▶ _Written request_
Go through the entries below, tally each line with the string "Commissioner", and give the final number by itself.

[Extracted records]
┌──

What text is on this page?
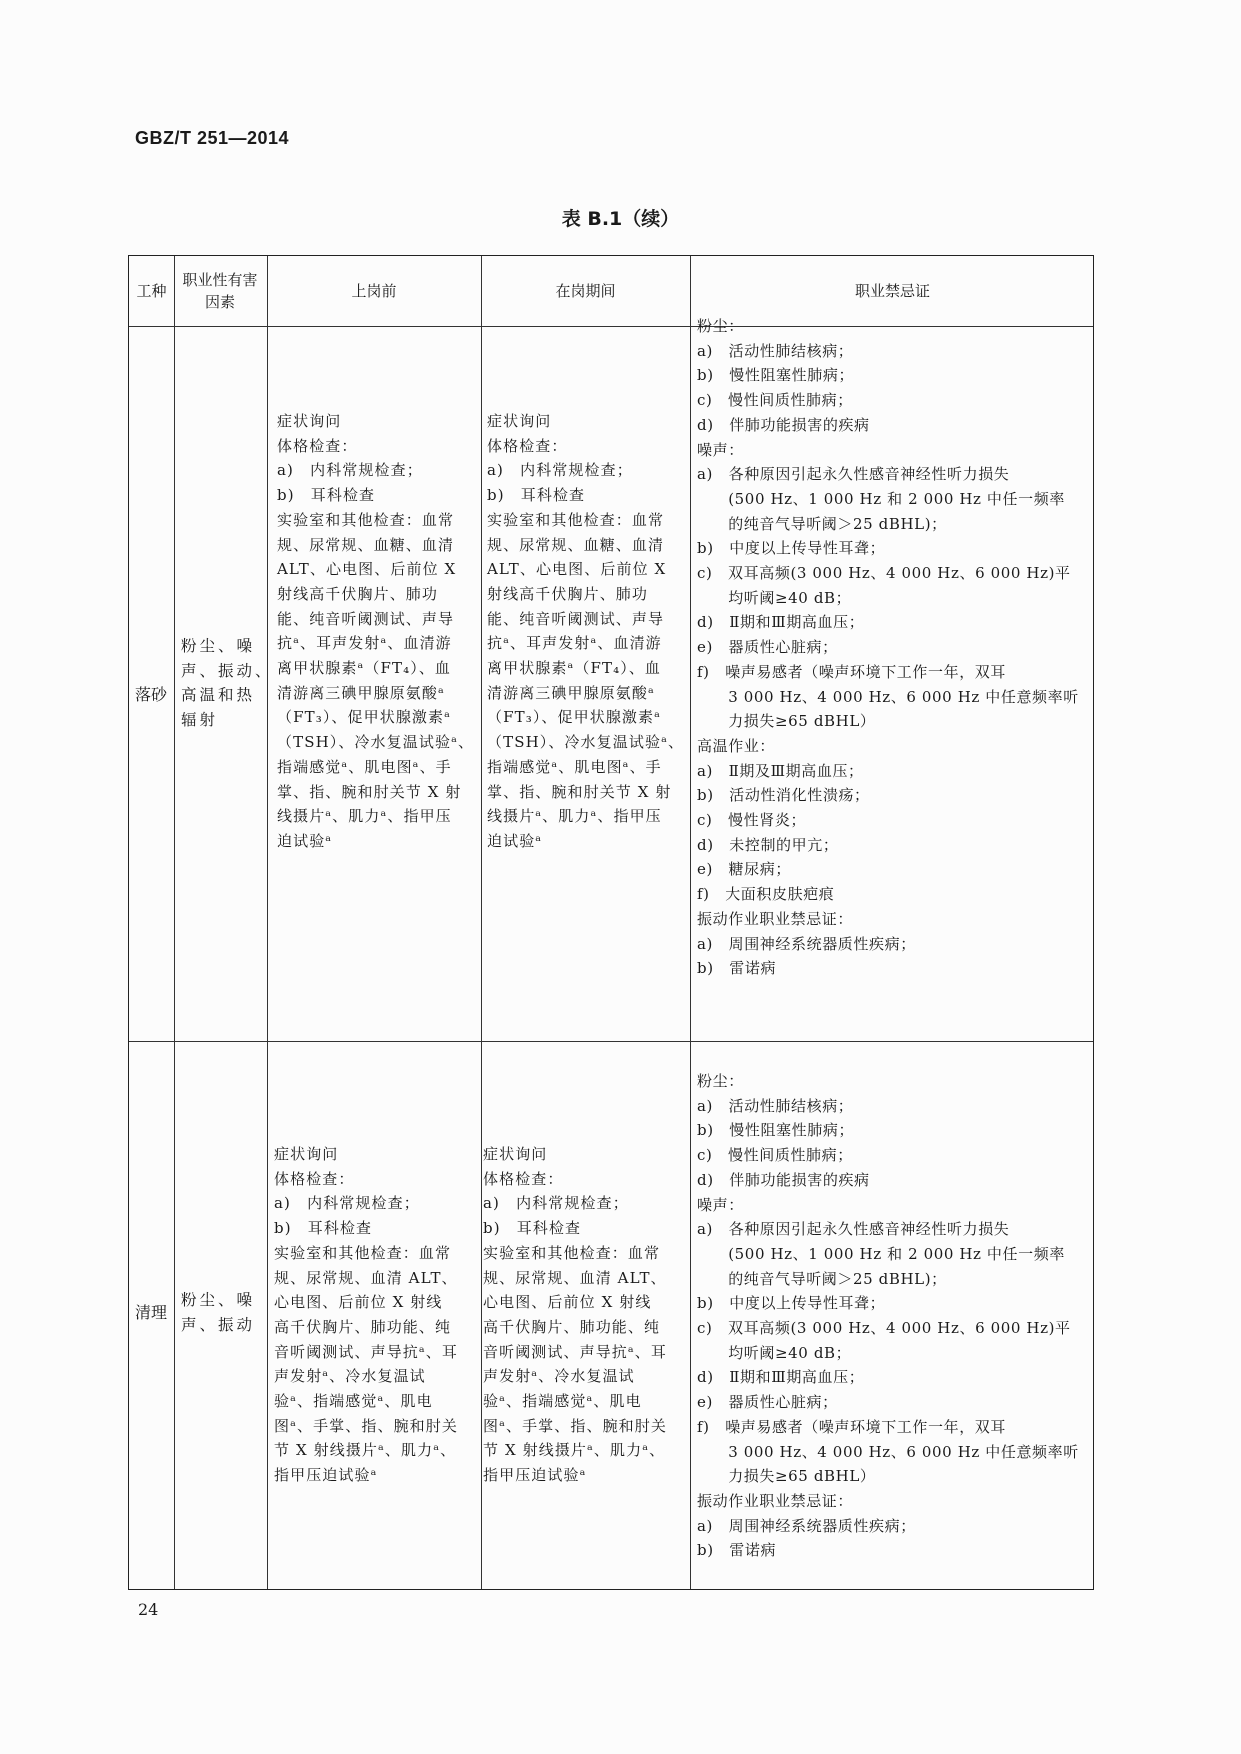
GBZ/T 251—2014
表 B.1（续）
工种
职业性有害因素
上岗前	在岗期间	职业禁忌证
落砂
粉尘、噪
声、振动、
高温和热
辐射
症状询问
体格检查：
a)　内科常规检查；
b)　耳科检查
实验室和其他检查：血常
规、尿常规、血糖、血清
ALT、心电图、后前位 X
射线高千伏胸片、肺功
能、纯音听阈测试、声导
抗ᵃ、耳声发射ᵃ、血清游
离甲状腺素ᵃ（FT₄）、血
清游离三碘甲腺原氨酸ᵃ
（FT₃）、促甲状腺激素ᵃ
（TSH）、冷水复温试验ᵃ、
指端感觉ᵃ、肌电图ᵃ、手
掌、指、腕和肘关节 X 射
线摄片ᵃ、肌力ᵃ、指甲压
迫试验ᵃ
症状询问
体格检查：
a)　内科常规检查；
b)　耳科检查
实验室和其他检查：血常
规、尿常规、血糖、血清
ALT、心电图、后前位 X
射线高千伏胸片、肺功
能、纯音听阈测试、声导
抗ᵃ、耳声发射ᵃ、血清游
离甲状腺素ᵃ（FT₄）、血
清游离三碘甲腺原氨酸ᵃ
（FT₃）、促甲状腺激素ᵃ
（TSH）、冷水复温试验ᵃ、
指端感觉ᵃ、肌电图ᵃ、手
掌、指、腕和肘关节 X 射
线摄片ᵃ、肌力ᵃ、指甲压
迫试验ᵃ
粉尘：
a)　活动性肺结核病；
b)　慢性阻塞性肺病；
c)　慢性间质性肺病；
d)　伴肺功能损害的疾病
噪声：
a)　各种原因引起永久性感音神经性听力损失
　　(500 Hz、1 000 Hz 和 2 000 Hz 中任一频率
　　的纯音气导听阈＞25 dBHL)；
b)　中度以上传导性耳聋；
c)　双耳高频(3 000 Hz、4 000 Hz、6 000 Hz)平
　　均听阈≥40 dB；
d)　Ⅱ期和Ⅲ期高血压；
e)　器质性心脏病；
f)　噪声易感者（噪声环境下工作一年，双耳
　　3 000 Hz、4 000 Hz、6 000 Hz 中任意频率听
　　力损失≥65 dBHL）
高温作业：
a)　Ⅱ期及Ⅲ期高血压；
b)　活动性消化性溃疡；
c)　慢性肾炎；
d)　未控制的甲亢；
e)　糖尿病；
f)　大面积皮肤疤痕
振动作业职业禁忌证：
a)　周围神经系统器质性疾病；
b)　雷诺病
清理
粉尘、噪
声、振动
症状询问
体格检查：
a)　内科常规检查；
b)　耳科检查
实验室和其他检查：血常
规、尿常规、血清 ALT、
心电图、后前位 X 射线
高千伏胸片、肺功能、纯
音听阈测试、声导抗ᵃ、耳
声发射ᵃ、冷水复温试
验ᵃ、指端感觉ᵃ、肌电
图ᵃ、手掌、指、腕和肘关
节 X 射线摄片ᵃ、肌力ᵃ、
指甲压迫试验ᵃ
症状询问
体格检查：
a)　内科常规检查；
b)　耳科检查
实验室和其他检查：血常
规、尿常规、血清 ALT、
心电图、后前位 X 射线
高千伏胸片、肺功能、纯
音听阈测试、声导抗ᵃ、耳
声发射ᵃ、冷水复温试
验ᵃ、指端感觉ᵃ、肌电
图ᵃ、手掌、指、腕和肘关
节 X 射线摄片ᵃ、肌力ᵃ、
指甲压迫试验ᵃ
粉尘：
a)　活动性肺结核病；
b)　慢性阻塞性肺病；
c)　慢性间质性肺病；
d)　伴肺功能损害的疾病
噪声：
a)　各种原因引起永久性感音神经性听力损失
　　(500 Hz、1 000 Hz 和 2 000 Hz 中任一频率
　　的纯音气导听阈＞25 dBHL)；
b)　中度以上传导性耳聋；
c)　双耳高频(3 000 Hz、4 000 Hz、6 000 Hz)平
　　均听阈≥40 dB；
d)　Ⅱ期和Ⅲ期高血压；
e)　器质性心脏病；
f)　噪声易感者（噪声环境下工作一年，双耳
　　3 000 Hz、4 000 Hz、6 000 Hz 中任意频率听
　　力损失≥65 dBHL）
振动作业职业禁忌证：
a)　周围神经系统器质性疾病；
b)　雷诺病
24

└──
┌──

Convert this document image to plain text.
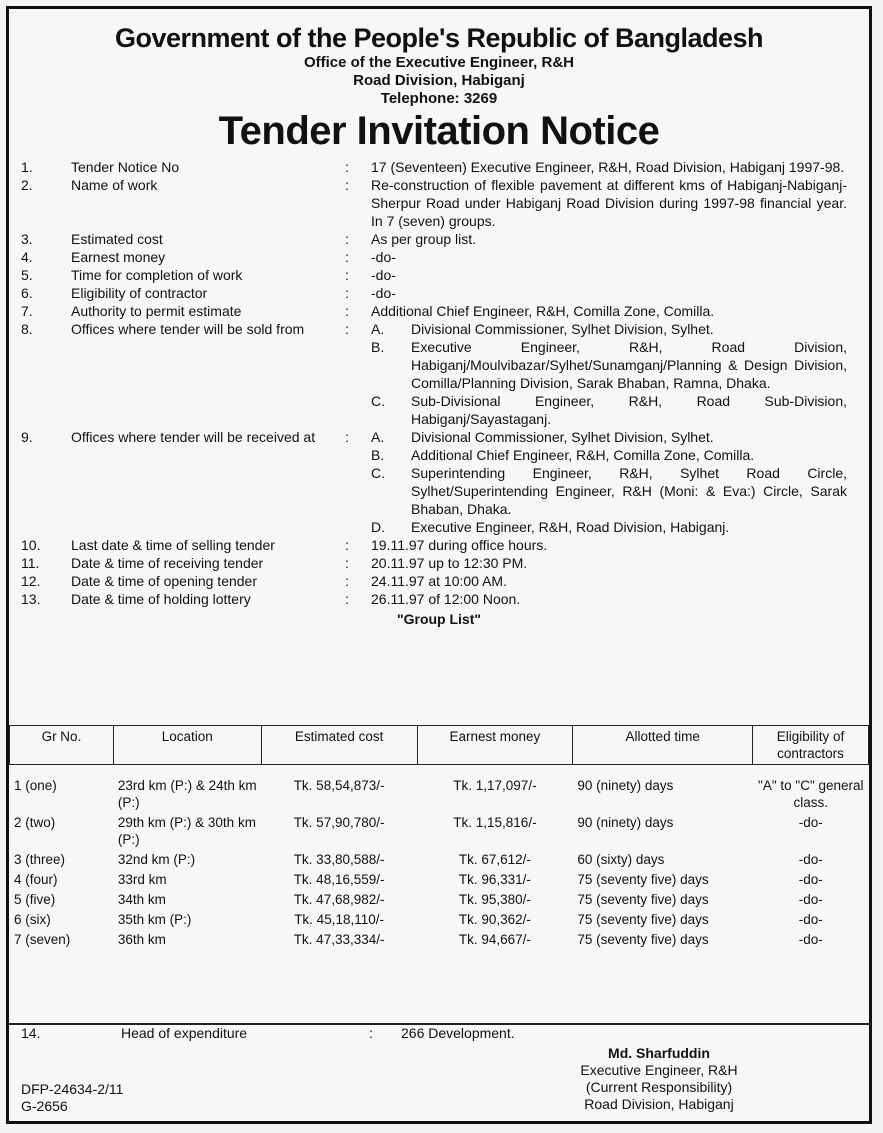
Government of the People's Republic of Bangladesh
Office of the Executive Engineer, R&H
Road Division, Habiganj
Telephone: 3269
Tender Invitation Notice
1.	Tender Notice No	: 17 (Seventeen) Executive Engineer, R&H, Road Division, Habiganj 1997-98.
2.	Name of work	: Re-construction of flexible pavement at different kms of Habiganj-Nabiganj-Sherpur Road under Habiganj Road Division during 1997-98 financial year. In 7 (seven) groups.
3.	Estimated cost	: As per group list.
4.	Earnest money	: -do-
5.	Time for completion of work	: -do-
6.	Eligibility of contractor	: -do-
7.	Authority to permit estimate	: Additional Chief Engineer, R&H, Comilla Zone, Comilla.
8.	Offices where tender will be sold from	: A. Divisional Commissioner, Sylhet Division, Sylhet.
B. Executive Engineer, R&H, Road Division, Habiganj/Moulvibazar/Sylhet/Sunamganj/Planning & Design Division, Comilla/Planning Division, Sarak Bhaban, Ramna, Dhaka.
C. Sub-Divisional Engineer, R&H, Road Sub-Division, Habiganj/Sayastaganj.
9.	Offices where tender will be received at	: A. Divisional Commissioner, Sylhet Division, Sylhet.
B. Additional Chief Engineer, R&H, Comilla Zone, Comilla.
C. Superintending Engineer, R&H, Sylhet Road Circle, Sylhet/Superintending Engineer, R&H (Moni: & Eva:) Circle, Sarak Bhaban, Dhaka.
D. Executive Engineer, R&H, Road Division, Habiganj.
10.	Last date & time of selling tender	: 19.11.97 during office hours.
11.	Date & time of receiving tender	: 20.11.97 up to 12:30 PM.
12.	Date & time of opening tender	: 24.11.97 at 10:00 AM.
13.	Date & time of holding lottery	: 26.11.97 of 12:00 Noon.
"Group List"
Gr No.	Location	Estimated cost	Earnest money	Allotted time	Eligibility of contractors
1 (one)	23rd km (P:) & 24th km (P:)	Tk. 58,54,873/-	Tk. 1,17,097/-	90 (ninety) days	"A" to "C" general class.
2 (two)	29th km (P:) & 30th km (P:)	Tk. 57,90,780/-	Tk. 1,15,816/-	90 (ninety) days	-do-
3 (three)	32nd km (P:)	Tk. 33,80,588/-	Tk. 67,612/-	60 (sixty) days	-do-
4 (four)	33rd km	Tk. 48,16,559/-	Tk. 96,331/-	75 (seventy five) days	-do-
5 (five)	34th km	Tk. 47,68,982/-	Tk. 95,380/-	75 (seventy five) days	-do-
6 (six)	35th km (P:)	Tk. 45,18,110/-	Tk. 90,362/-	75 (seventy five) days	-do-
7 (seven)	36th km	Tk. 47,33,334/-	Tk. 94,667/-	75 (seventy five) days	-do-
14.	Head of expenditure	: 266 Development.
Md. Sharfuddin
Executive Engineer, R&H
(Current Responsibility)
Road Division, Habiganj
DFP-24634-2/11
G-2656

└──

▶ _Reply_
2